Problem description:
Copy out the entries exactly, from the first line to the last.

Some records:
* * *
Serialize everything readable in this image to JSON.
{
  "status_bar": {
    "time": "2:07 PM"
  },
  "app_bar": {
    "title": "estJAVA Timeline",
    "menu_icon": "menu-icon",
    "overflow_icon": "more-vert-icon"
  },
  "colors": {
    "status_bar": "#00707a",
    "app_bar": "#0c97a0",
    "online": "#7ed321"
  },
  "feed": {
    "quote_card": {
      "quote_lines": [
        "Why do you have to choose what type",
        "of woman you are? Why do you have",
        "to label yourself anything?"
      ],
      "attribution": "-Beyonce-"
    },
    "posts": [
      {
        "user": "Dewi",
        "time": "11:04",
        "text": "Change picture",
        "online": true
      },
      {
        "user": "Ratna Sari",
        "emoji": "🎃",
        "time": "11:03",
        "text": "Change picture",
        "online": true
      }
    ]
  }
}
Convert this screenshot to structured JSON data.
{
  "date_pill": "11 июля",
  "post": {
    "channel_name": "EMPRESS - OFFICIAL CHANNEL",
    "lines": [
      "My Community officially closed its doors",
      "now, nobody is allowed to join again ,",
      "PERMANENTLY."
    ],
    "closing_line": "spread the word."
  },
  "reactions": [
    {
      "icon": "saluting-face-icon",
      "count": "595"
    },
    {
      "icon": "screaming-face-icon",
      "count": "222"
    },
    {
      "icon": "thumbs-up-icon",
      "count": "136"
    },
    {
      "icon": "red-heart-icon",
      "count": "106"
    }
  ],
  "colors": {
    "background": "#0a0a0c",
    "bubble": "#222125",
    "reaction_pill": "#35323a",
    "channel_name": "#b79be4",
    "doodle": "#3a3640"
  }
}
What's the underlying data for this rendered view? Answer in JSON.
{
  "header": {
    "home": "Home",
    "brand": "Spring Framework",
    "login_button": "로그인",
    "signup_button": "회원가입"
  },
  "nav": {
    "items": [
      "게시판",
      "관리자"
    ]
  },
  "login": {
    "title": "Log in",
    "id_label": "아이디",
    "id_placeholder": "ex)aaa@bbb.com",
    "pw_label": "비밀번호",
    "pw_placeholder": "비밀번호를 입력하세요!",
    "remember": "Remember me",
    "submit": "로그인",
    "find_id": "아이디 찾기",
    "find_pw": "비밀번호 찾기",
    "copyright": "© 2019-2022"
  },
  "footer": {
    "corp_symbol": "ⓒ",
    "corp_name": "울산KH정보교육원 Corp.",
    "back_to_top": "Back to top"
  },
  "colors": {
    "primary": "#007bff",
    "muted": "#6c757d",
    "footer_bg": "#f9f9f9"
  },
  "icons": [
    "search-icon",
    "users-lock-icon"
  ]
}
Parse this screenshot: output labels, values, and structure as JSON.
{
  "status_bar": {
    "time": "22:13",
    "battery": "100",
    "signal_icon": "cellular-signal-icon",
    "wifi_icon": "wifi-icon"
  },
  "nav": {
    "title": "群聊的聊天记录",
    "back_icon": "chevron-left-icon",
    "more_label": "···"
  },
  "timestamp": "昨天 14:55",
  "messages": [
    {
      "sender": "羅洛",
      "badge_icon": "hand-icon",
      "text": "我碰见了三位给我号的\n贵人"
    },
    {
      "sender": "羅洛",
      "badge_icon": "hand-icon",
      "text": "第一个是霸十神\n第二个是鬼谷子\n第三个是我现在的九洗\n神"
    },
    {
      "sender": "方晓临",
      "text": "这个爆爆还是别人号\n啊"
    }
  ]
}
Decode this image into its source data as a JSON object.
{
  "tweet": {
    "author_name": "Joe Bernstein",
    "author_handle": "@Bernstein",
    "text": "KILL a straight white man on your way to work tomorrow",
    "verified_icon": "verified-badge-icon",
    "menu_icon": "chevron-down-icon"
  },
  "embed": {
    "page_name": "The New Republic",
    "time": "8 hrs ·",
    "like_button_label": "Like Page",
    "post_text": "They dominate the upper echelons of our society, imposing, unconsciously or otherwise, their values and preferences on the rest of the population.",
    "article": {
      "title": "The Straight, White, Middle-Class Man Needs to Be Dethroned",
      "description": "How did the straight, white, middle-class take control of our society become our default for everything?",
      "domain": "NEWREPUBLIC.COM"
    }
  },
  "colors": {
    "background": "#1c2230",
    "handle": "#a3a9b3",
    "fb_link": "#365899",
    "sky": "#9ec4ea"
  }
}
* * *
Output for this exercise:
Serialize everything readable in this image to JSON.
{
  "status_bar": {
    "time": "2:07 PM"
  },
  "app_bar": {
    "title": "estJAVA Timeline",
    "menu_icon": "menu-icon",
    "overflow_icon": "more-vert-icon"
  },
  "colors": {
    "status_bar": "#00707a",
    "app_bar": "#0c97a0",
    "online": "#7ed321"
  },
  "feed": {
    "quote_card": {
      "quote_lines": [
        "Why do you have to choose what type",
        "of woman you are? Why do you have",
        "to label yourself anything?"
      ],
      "attribution": "-Beyonce-"
    },
    "posts": [
      {
        "user": "Dewi",
        "time": "11:04",
        "text": "Change picture",
        "online": true
      },
      {
        "user": "Ratna Sari",
        "emoji": "🎃",
        "time": "11:03",
        "text": "Change picture",
        "online": true
      }
    ]
  }
}
Convert this screenshot to structured JSON data.
{
  "date_pill": "11 июля",
  "post": {
    "channel_name": "EMPRESS - OFFICIAL CHANNEL",
    "lines": [
      "My Community officially closed its doors",
      "now, nobody is allowed to join again ,",
      "PERMANENTLY."
    ],
    "closing_line": "spread the word."
  },
  "reactions": [
    {
      "icon": "saluting-face-icon",
      "count": "595"
    },
    {
      "icon": "screaming-face-icon",
      "count": "222"
    },
    {
      "icon": "thumbs-up-icon",
      "count": "136"
    },
    {
      "icon": "red-heart-icon",
      "count": "106"
    }
  ],
  "colors": {
    "background": "#0a0a0c",
    "bubble": "#222125",
    "reaction_pill": "#35323a",
    "channel_name": "#b79be4",
    "doodle": "#3a3640"
  }
}
What's the underlying data for this rendered view? Answer in JSON.
{
  "header": {
    "home": "Home",
    "brand": "Spring Framework",
    "login_button": "로그인",
    "signup_button": "회원가입"
  },
  "nav": {
    "items": [
      "게시판",
      "관리자"
    ]
  },
  "login": {
    "title": "Log in",
    "id_label": "아이디",
    "id_placeholder": "ex)aaa@bbb.com",
    "pw_label": "비밀번호",
    "pw_placeholder": "비밀번호를 입력하세요!",
    "remember": "Remember me",
    "submit": "로그인",
    "find_id": "아이디 찾기",
    "find_pw": "비밀번호 찾기",
    "copyright": "© 2019-2022"
  },
  "footer": {
    "corp_symbol": "ⓒ",
    "corp_name": "울산KH정보교육원 Corp.",
    "back_to_top": "Back to top"
  },
  "colors": {
    "primary": "#007bff",
    "muted": "#6c757d",
    "footer_bg": "#f9f9f9"
  },
  "icons": [
    "search-icon",
    "users-lock-icon"
  ]
}
Parse this screenshot: output labels, values, and structure as JSON.
{
  "status_bar": {
    "time": "22:13",
    "battery": "100",
    "signal_icon": "cellular-signal-icon",
    "wifi_icon": "wifi-icon"
  },
  "nav": {
    "title": "群聊的聊天记录",
    "back_icon": "chevron-left-icon",
    "more_label": "···"
  },
  "timestamp": "昨天 14:55",
  "messages": [
    {
      "sender": "羅洛",
      "badge_icon": "hand-icon",
      "text": "我碰见了三位给我号的\n贵人"
    },
    {
      "sender": "羅洛",
      "badge_icon": "hand-icon",
      "text": "第一个是霸十神\n第二个是鬼谷子\n第三个是我现在的九洗\n神"
    },
    {
      "sender": "方晓临",
      "text": "这个爆爆还是别人号\n啊"
    }
  ]
}
Decode this image into its source data as a JSON object.
{
  "tweet": {
    "author_name": "Joe Bernstein",
    "author_handle": "@Bernstein",
    "text": "KILL a straight white man on your way to work tomorrow",
    "verified_icon": "verified-badge-icon",
    "menu_icon": "chevron-down-icon"
  },
  "embed": {
    "page_name": "The New Republic",
    "time": "8 hrs ·",
    "like_button_label": "Like Page",
    "post_text": "They dominate the upper echelons of our society, imposing, unconsciously or otherwise, their values and preferences on the rest of the population.",
    "article": {
      "title": "The Straight, White, Middle-Class Man Needs to Be Dethroned",
      "description": "How did the straight, white, middle-class take control of our society become our default for everything?",
      "domain": "NEWREPUBLIC.COM"
    }
  },
  "colors": {
    "background": "#1c2230",
    "handle": "#a3a9b3",
    "fb_link": "#365899",
    "sky": "#9ec4ea"
  }
}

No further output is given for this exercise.